_Given instruction_
From the listing below, extract each line containing the string "Mean".

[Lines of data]
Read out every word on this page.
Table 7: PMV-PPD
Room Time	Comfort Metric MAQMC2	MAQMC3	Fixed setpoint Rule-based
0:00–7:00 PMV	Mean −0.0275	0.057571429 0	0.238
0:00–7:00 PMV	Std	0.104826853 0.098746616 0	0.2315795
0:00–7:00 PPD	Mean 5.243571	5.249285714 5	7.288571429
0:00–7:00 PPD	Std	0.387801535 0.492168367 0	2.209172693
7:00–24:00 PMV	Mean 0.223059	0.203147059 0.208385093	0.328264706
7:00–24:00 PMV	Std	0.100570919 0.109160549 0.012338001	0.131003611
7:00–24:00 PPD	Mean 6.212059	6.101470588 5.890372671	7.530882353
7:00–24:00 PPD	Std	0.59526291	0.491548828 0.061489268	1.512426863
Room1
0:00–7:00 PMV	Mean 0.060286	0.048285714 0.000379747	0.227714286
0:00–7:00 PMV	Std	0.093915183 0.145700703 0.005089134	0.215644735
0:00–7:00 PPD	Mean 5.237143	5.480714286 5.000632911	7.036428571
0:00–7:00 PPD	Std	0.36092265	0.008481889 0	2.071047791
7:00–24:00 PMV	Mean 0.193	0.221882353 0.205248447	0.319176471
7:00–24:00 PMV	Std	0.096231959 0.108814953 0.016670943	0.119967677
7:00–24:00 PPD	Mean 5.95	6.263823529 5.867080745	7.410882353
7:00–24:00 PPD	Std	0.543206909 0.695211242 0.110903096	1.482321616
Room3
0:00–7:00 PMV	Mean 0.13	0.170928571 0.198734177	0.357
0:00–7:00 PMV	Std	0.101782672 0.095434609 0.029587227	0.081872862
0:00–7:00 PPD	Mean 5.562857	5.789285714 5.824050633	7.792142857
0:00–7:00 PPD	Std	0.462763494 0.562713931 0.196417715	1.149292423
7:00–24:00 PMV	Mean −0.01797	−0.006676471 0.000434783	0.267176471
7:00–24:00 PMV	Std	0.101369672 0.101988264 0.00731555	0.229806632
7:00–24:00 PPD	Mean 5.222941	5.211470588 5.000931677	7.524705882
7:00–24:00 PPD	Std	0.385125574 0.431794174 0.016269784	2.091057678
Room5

_Task solution_
0:00–7:00 PMV	Mean −0.0275	0.057571429 0	0.238
0:00–7:00 PPD	Mean 5.243571	5.249285714 5	7.288571429
7:00–24:00 PMV	Mean 0.223059	0.203147059 0.208385093	0.328264706
7:00–24:00 PPD	Mean 6.212059	6.101470588 5.890372671	7.530882353
0:00–7:00 PMV	Mean 0.060286	0.048285714 0.000379747	0.227714286
0:00–7:00 PPD	Mean 5.237143	5.480714286 5.000632911	7.036428571
7:00–24:00 PMV	Mean 0.193	0.221882353 0.205248447	0.319176471
7:00–24:00 PPD	Mean 5.95	6.263823529 5.867080745	7.410882353
0:00–7:00 PMV	Mean 0.13	0.170928571 0.198734177	0.357
0:00–7:00 PPD	Mean 5.562857	5.789285714 5.824050633	7.792142857
7:00–24:00 PMV	Mean −0.01797	−0.006676471 0.000434783	0.267176471
7:00–24:00 PPD	Mean 5.222941	5.211470588 5.000931677	7.524705882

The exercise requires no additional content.